## Your instructions
Report how many lines hold the string "screenshot". Give the number and nothing else.
-- START Supplied data --
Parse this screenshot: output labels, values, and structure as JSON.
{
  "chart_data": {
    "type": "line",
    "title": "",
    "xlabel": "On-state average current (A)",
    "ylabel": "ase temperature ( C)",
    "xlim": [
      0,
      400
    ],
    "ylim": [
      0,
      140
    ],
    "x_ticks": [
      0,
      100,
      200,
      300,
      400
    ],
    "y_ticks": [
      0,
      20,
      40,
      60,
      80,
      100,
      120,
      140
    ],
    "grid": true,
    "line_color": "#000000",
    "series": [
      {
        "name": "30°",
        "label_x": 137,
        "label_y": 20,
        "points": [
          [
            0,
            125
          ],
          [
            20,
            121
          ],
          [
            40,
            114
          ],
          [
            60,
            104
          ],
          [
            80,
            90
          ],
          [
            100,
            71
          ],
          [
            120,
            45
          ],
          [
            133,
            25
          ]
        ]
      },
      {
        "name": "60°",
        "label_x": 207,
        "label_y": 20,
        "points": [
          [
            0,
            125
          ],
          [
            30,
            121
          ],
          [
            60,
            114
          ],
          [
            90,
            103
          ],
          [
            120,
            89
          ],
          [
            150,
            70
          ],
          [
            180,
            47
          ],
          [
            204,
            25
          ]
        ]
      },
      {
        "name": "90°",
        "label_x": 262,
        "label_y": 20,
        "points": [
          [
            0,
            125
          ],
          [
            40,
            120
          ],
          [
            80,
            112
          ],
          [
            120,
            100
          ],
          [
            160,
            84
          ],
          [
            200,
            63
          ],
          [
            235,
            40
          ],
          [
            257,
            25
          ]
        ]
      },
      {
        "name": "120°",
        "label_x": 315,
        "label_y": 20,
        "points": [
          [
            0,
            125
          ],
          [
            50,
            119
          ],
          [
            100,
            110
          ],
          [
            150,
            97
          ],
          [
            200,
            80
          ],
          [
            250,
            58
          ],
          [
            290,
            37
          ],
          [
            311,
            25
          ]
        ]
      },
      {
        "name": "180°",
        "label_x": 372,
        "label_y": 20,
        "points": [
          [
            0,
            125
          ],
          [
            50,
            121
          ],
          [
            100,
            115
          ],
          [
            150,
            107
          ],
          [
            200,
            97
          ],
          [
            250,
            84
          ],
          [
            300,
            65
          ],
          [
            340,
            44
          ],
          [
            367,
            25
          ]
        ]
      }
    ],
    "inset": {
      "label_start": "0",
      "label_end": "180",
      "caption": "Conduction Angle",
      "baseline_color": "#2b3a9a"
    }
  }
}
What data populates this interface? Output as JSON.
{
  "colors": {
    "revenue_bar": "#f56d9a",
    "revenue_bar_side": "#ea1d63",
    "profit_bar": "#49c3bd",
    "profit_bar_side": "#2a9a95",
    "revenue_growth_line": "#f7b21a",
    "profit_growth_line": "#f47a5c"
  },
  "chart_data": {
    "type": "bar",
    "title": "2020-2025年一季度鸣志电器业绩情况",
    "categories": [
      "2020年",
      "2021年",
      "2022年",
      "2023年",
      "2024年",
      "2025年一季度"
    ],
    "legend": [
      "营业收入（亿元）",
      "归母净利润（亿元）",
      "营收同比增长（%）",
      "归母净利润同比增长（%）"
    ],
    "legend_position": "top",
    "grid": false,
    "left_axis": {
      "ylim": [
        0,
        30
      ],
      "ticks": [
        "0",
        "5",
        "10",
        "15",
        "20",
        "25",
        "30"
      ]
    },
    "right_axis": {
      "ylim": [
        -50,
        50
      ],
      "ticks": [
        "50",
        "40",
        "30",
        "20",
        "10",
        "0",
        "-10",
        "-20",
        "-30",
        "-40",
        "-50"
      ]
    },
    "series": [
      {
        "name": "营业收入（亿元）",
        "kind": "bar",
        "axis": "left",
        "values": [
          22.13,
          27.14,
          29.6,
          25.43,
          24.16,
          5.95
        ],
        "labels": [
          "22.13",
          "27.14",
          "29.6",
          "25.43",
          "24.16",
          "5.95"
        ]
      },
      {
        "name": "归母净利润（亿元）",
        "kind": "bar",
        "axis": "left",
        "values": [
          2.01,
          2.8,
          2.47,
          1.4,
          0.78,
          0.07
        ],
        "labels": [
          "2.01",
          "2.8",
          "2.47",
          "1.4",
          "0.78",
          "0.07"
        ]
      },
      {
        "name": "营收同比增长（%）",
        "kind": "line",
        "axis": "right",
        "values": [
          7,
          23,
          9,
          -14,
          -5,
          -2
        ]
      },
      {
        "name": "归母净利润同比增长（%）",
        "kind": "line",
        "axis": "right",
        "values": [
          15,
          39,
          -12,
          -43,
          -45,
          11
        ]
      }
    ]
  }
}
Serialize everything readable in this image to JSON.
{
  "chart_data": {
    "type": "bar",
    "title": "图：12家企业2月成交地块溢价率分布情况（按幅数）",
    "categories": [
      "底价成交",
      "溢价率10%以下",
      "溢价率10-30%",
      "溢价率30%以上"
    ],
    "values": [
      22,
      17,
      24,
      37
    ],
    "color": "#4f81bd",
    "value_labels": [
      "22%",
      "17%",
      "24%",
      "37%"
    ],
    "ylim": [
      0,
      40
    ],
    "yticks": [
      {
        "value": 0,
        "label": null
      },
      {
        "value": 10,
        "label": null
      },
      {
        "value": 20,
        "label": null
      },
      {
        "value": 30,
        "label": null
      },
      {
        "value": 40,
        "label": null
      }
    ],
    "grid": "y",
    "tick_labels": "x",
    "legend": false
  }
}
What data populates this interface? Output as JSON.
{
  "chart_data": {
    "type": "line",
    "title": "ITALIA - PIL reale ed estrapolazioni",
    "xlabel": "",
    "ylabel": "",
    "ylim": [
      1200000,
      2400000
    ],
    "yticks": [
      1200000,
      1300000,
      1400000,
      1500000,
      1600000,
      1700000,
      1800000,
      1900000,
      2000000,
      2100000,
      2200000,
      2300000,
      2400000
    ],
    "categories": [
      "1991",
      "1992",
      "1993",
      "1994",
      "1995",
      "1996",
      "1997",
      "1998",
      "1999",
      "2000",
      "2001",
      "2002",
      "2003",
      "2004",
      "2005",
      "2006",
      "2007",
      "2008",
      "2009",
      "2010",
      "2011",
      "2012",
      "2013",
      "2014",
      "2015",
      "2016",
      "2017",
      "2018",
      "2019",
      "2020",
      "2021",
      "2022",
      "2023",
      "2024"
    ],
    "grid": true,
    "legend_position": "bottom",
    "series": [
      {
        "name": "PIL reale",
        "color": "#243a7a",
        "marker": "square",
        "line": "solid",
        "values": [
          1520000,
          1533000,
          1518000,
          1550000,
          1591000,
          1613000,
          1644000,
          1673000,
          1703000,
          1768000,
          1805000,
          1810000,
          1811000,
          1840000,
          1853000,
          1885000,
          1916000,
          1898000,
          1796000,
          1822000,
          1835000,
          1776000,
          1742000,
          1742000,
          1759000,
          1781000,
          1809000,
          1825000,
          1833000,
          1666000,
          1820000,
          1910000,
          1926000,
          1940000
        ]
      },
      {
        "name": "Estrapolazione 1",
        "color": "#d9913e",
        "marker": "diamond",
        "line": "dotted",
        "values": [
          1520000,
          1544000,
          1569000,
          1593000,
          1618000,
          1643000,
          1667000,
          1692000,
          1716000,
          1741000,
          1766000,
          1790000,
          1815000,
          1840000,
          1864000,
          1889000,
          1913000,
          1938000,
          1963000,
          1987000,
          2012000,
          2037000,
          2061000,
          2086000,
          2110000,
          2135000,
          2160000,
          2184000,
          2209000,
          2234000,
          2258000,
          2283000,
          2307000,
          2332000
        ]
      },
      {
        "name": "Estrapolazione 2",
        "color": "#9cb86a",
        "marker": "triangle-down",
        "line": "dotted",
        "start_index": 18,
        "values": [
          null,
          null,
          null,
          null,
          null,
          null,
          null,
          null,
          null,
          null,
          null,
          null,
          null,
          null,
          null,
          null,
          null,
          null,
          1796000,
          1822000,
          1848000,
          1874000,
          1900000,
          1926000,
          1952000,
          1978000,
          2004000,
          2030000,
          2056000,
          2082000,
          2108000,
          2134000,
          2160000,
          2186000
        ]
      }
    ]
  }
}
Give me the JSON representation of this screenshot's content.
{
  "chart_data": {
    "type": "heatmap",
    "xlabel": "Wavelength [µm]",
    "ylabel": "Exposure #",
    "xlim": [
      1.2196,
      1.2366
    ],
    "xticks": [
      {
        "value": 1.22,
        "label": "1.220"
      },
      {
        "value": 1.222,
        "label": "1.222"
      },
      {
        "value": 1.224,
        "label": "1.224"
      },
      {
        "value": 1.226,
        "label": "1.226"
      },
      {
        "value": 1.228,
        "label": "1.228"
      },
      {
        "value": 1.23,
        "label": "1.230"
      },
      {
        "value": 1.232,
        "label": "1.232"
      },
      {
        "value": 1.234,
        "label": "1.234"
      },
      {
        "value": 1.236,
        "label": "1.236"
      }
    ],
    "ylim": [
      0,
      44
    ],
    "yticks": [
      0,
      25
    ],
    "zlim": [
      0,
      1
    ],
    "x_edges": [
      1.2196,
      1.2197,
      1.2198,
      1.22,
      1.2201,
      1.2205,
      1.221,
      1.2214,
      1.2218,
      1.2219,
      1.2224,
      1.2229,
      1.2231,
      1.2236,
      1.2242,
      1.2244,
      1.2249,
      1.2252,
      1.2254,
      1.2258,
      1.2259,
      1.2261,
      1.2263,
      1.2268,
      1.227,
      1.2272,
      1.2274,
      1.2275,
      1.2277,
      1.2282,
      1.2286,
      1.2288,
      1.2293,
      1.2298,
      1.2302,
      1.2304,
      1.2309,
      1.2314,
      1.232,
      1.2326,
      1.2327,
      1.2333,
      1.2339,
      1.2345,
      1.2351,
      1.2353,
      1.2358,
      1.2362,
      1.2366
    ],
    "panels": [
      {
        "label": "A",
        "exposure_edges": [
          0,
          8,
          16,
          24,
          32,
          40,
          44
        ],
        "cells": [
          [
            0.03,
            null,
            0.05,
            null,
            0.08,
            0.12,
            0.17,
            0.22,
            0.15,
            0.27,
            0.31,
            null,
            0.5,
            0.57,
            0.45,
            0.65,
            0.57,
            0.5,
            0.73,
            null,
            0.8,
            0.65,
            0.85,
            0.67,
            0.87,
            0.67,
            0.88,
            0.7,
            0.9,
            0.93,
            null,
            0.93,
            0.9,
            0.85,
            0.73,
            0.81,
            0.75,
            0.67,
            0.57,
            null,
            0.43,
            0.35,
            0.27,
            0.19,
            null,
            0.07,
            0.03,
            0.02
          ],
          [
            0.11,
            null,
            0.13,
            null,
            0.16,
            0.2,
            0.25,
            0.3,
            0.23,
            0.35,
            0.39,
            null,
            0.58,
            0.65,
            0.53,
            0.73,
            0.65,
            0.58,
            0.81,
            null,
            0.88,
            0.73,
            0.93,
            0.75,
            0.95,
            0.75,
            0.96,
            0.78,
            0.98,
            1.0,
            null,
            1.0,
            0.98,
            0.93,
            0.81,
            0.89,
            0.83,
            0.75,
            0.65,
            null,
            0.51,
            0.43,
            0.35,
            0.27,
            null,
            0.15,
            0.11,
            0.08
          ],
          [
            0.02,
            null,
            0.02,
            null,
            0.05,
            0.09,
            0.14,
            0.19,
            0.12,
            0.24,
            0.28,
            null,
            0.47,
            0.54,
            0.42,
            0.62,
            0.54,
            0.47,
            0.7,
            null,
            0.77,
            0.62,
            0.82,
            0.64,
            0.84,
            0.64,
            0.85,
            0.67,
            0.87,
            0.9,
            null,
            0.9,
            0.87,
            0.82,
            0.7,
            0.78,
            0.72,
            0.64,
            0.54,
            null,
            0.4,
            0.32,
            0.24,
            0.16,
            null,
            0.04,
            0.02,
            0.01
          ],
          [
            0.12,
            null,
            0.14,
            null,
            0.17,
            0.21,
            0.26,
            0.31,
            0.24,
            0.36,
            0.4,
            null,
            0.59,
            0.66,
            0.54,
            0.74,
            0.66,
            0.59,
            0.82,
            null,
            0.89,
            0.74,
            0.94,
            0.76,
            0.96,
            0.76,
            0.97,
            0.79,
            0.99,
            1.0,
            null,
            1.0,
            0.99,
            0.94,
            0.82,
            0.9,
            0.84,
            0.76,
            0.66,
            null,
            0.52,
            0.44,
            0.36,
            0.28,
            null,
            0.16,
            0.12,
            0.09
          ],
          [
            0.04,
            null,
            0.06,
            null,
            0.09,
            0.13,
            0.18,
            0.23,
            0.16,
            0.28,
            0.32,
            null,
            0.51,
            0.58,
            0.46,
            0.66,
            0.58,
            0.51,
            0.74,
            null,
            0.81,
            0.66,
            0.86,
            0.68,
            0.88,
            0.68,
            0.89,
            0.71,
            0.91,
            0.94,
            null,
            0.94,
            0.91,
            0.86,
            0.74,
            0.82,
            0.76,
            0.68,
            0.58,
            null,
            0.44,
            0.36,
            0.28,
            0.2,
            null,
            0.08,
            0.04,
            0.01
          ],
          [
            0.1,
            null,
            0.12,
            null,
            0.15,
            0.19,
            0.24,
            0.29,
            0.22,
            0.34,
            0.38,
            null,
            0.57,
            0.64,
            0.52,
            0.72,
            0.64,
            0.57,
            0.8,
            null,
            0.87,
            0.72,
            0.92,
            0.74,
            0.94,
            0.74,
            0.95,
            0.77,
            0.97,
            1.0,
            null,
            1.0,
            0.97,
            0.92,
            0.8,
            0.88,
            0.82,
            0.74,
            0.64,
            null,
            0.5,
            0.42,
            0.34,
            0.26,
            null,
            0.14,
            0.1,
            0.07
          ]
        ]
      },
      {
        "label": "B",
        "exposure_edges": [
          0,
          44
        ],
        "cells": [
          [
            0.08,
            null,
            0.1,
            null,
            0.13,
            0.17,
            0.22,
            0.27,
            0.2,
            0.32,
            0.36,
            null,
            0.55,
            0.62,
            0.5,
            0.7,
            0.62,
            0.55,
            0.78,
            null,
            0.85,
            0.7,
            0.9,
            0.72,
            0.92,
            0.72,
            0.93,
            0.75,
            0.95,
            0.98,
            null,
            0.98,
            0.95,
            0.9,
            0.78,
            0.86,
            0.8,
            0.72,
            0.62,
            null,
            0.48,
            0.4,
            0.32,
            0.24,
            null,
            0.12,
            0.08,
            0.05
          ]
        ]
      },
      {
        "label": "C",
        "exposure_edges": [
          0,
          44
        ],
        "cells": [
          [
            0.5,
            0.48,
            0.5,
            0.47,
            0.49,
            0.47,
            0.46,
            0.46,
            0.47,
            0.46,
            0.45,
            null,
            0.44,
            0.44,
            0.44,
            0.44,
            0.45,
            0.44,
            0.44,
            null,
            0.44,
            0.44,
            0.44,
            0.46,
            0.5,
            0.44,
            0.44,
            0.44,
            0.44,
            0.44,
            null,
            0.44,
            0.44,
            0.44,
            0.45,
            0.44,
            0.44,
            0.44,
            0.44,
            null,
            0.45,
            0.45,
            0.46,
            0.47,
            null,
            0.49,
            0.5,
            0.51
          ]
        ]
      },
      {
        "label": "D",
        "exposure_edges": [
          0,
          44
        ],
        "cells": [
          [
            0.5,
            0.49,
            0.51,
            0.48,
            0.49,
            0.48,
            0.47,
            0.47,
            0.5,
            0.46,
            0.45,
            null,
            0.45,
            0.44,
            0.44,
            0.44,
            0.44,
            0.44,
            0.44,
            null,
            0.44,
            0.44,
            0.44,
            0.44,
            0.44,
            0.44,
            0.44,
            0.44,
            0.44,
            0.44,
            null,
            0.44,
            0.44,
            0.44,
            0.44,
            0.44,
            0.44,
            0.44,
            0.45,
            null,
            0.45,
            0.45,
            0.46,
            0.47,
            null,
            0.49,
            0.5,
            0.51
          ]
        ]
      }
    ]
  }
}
-- END Supplied data --
## Full output
2